[提供抜粋]
——————————

連載第1回「クリーンテック業界を取り巻く、大きな二つのトレンドとは」では、Natureの製品や家庭でのエネルギーマネジメント、業界を取り巻く二つのトレンドについてお話を伺い、第2回では「今起こりつつあるエネルギー革命とは」として、太陽光発電を中心とした再生可能エネルギーの変遷について、ご紹介いただきました。
最終回は、「再エネへのシフトがスマートグリッドへの進化を促す」と題して、家庭における電力のデマンドマネジメントの具体例と、再エネの普及によって電力網が自律分散型のスマートグリッドへと変化していくという将来像について、そして「クリーンテックに携わるエンジニアに求められること」についても、お話いただきます。(執筆:後藤 銀河 撮影:編集部)
プロフィール
Nature株式会社 創業者 塩出 晴海氏
13才の頃にインベーダーゲームを自作、2008年にスウェーデン王立工科大学でComputer Scienceの修士課程を修了、その後3カ月間洋上で生活。三井物産に入社し、途上国での電力事業投資・開発等を経験。2016年ハーバード・ビジネス・スクールでMBA課程を修了。ハーバード大在学中にNatureを創業。
Nature株式会社 ソフトウェアエンジニア 北原 壮氏
2012年に慶応義塾大学大学院(SFC)の政策メディア研究科を卒業。学生時代から面白法人カヤックにて、Lobiなどの多数のサービス・アプリを開発。Make It Real を経てNatureに参画。ソフトウェア開発全般を手掛ける。

——————————

[データ行]

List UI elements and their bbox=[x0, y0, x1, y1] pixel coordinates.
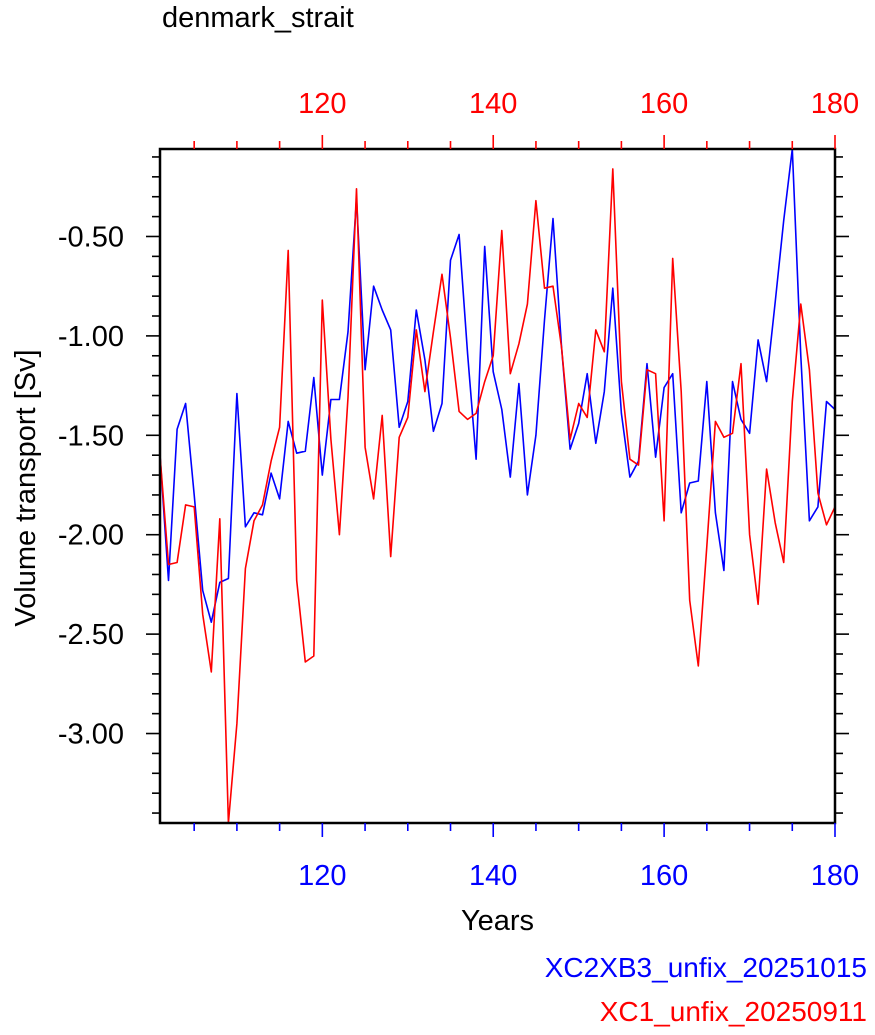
x-axis-label: Years bbox=[461, 905, 534, 937]
y-tick-label: -0.50 bbox=[58, 221, 124, 253]
series-line-red bbox=[159, 168, 836, 824]
x-tick-label-bottom: 140 bbox=[469, 860, 517, 892]
x-tick-label-bottom: 160 bbox=[640, 860, 688, 892]
y-tick-label: -3.00 bbox=[58, 719, 124, 751]
plot-frame bbox=[158, 147, 837, 825]
x-tick-label-top: 160 bbox=[640, 88, 688, 120]
x-tick-label-bottom: 180 bbox=[811, 860, 859, 892]
x-tick-label-bottom: 120 bbox=[298, 860, 346, 892]
y-tick-label: -2.50 bbox=[58, 619, 124, 651]
y-tick-label: -2.00 bbox=[58, 520, 124, 552]
series-line-blue bbox=[159, 148, 836, 624]
x-tick-label-top: 140 bbox=[469, 88, 517, 120]
chart-title: denmark_strait bbox=[162, 2, 354, 34]
y-tick-label: -1.00 bbox=[58, 321, 124, 353]
y-tick-label: -1.50 bbox=[58, 420, 124, 452]
legend-entry-red-series: XC1_unfix_20250911 bbox=[599, 996, 867, 1027]
x-tick-label-top: 180 bbox=[811, 88, 859, 120]
y-axis-label: Volume transport [Sv] bbox=[10, 349, 42, 626]
x-tick-label-top: 120 bbox=[298, 88, 346, 120]
legend-entry-blue-series: XC2XB3_unfix_20251015 bbox=[544, 952, 867, 983]
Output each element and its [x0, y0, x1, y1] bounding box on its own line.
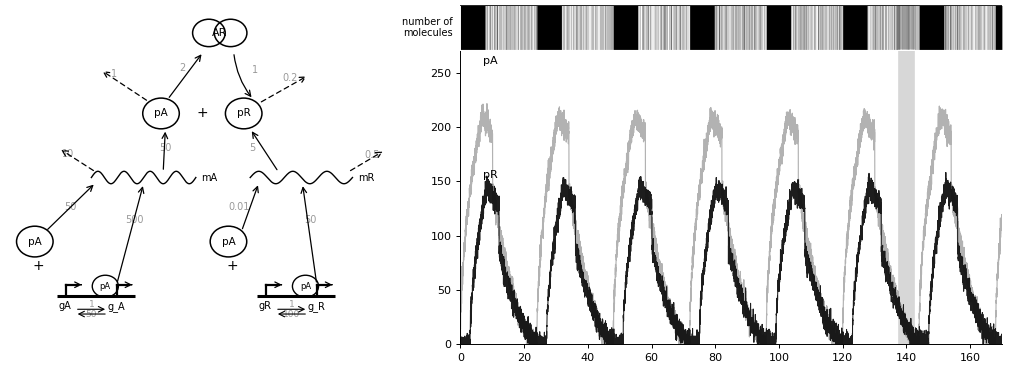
Text: gA: gA — [58, 301, 71, 311]
Text: pA: pA — [482, 56, 496, 66]
Text: 0.5: 0.5 — [364, 150, 380, 160]
Text: pA: pA — [154, 108, 168, 119]
Text: number of
molecules: number of molecules — [401, 16, 452, 38]
Text: 100: 100 — [283, 310, 300, 319]
Text: 1: 1 — [111, 69, 117, 79]
Text: +: + — [225, 259, 238, 273]
Text: 1: 1 — [252, 65, 258, 75]
Text: 50: 50 — [86, 310, 97, 319]
Text: pA: pA — [299, 282, 310, 291]
Text: +: + — [196, 107, 208, 120]
Text: +: + — [32, 259, 44, 273]
Text: 10: 10 — [62, 149, 74, 158]
Text: 5: 5 — [249, 143, 255, 153]
Text: AR: AR — [212, 28, 227, 38]
Text: 1: 1 — [288, 300, 294, 309]
Text: pA: pA — [28, 236, 41, 247]
Text: 1: 1 — [88, 300, 94, 309]
Text: pR: pR — [482, 170, 497, 180]
Text: 2: 2 — [179, 63, 185, 73]
Text: mR: mR — [357, 172, 374, 183]
Text: pR: pR — [237, 108, 251, 119]
Text: 500: 500 — [125, 215, 144, 225]
Text: pA: pA — [221, 236, 236, 247]
Text: 50: 50 — [65, 202, 77, 212]
Text: g_A: g_A — [108, 301, 125, 312]
Text: 50: 50 — [304, 215, 316, 225]
Text: 50: 50 — [159, 143, 171, 153]
Text: pA: pA — [100, 282, 111, 291]
Text: g_R: g_R — [307, 301, 326, 312]
Text: 0.2: 0.2 — [283, 72, 298, 82]
Text: gR: gR — [258, 301, 271, 311]
Text: 0.01: 0.01 — [228, 202, 250, 212]
Text: mA: mA — [201, 172, 217, 183]
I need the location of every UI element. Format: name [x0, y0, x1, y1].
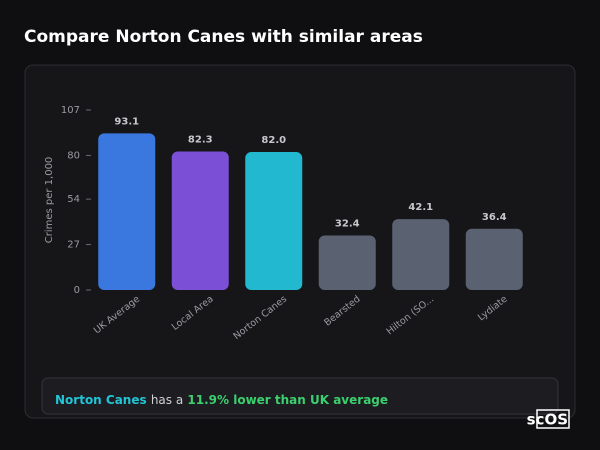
insight-highlight: 11.9% lower than UK average — [187, 393, 388, 407]
value-label: 32.4 — [335, 218, 360, 229]
insight-box — [41, 377, 559, 415]
value-label: 82.0 — [261, 135, 286, 146]
y-tick-label: 54 — [67, 194, 80, 205]
insight-area: Norton Canes — [55, 393, 147, 407]
insight-connector: has a — [151, 393, 183, 407]
bar — [318, 235, 376, 290]
page-title: Compare Norton Canes with similar areas — [24, 27, 423, 47]
bar — [98, 133, 156, 290]
y-tick-label: 80 — [67, 150, 80, 161]
y-axis-label: Crimes per 1,000 — [44, 157, 55, 244]
bar — [171, 151, 229, 290]
value-label: 42.1 — [408, 202, 433, 213]
bar — [465, 228, 523, 290]
value-label: 36.4 — [482, 212, 507, 223]
bar — [245, 152, 303, 290]
value-label: 93.1 — [114, 116, 139, 127]
logo: scOS — [527, 411, 568, 429]
insight-text: Norton Canes has a 11.9% lower than UK a… — [55, 393, 388, 407]
y-tick-label: 107 — [61, 105, 80, 116]
value-label: 82.3 — [188, 135, 213, 146]
bar — [392, 219, 450, 290]
logo-box — [536, 409, 570, 429]
y-tick-label: 27 — [67, 240, 80, 251]
y-tick-label: 0 — [74, 285, 80, 296]
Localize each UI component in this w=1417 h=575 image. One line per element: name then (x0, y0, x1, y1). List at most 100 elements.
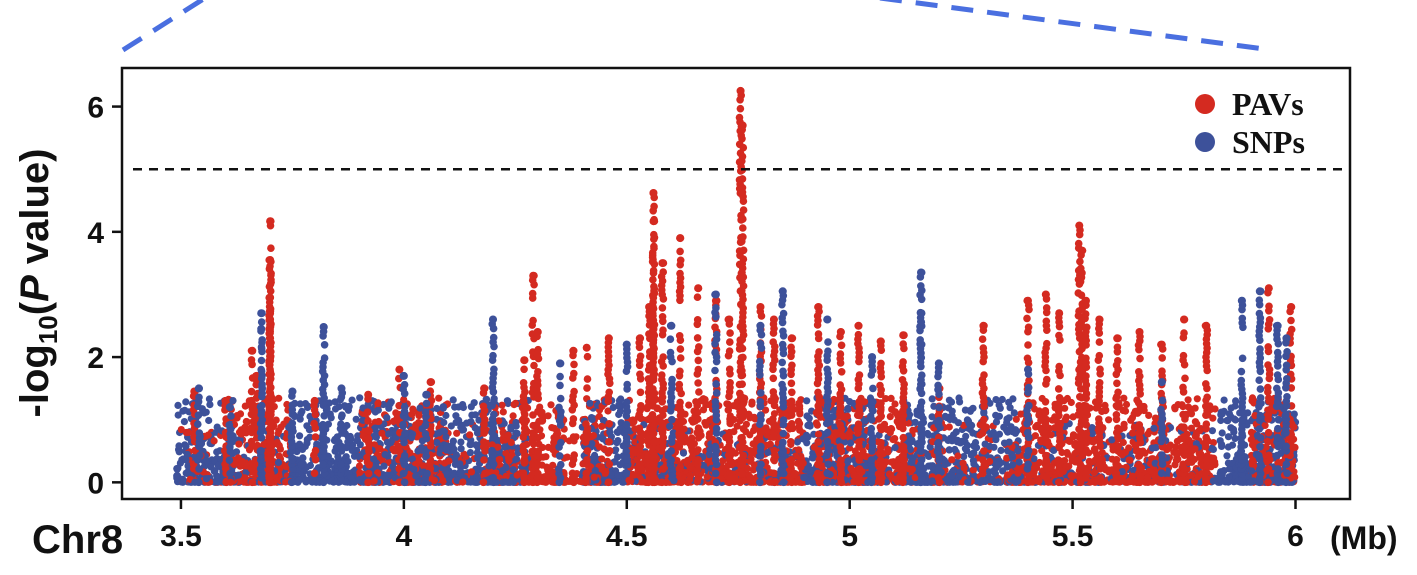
snp-point (408, 455, 416, 463)
snp-point (803, 464, 811, 472)
snp-point (467, 478, 475, 486)
snp-point (1225, 465, 1233, 473)
snp-point (928, 413, 936, 421)
snp-point (466, 431, 474, 439)
snp-point (1191, 445, 1199, 453)
snp-point (415, 457, 423, 465)
snp-point (733, 422, 741, 430)
snp-point (1217, 416, 1225, 425)
snp-point (205, 416, 213, 425)
snp-point (1038, 447, 1046, 455)
snp-point (1186, 473, 1194, 481)
snp-point (408, 434, 416, 442)
snp-point (389, 417, 397, 425)
snp-point (1190, 477, 1199, 486)
snp-point (844, 405, 852, 413)
snp-point (904, 419, 912, 427)
snp-point (861, 417, 869, 425)
snp-point (686, 463, 694, 472)
snp-point (992, 396, 1000, 404)
snp-point (928, 395, 936, 403)
snp-point (589, 432, 598, 440)
snp-point (1148, 444, 1157, 452)
snp-point (598, 422, 606, 430)
snp-point (473, 429, 482, 437)
snp-point (303, 436, 311, 444)
snp-point (240, 428, 248, 436)
snp-point (354, 452, 363, 461)
snp-point (1209, 477, 1217, 485)
snp-point (748, 449, 756, 457)
snp-point (843, 412, 851, 420)
snp-point (1141, 449, 1149, 457)
snp-point (1196, 454, 1204, 462)
snp-point (802, 431, 811, 439)
snp-point (905, 465, 913, 473)
snp-point (234, 454, 242, 462)
snp-point (1098, 449, 1106, 457)
snp-point (175, 442, 183, 450)
snp-point (348, 446, 356, 454)
snp-point (1003, 454, 1011, 462)
snp-point (468, 411, 476, 419)
snp-point (944, 404, 953, 412)
snp-point (501, 443, 509, 451)
snp-point (891, 408, 899, 416)
snp-point (233, 414, 241, 422)
zoom-connector-right (879, 0, 1273, 53)
snp-point (304, 402, 312, 410)
snp-point (606, 428, 614, 436)
snp-point (296, 415, 304, 423)
snp-point (1229, 425, 1238, 433)
snp-point (998, 395, 1006, 404)
snp-point (513, 471, 521, 479)
snp-point (439, 404, 447, 412)
snp-point (685, 401, 693, 409)
snp-point (1120, 424, 1128, 432)
snp-point (488, 441, 496, 449)
snp-point (615, 402, 623, 410)
snp-point (746, 457, 754, 465)
snp-point (386, 400, 394, 408)
snp-point (994, 461, 1002, 469)
snp-point (803, 439, 811, 447)
snp-point (673, 457, 681, 465)
snp-point (948, 456, 956, 464)
snp-point (1208, 444, 1216, 452)
snp-point (803, 397, 811, 405)
snp-point (627, 477, 635, 485)
snp-point (1127, 416, 1135, 424)
snp-point (433, 439, 441, 447)
snp-point (297, 461, 305, 469)
snp-point (174, 401, 182, 409)
snp-point (275, 394, 283, 402)
snp-point (701, 419, 709, 427)
snp-point (796, 408, 804, 416)
snp-point (1144, 473, 1152, 481)
snp-point (467, 418, 475, 426)
snp-point (744, 464, 752, 473)
snp-point (1166, 441, 1174, 449)
snp-point (1009, 461, 1017, 469)
snp-point (202, 457, 210, 465)
snp-point (1251, 412, 1259, 420)
snp-point (961, 445, 970, 453)
snp-point (686, 476, 694, 484)
snp-point (355, 462, 364, 470)
snp-point (969, 466, 978, 474)
snp-point (1144, 430, 1152, 438)
snp-point (946, 415, 954, 424)
snp-point (502, 472, 510, 480)
snp-point (829, 413, 837, 421)
snp-point (887, 394, 895, 402)
snp-point (301, 442, 309, 450)
snp-point (962, 432, 970, 440)
snp-point (597, 463, 606, 471)
snp-point (1185, 436, 1193, 444)
snp-point (473, 449, 481, 457)
snp-point (1223, 452, 1231, 460)
snp-point (959, 459, 967, 467)
snp-point (1108, 436, 1116, 444)
snp-point (1221, 478, 1230, 486)
snp-point (498, 467, 507, 475)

——————————

[依頼内容 A]
提供抜粋によると、塩出晴海氏がハーバード・ビジネス・スクールでMBA課程を修了したのは何年ですか？
[依頼内容 B]
提供抜粋のうち、「連載第1回「クリーンテック業」から「いて、ご紹介いただきました。」までの箇所を一字も変えずに返してください。

[実行結果 A]
2016年です。

[実行結果 B]
連載第1回「クリーンテック業界を取り巻く、大きな二つのトレンドとは」では、Natureの製品や家庭でのエネルギーマネジメント、業界を取り巻く二つのトレンドについてお話を伺い、第2回では「今起こりつつあるエネルギー革命とは」として、太陽光発電を中心とした再生可能エネルギーの変遷について、ご紹介いただきました。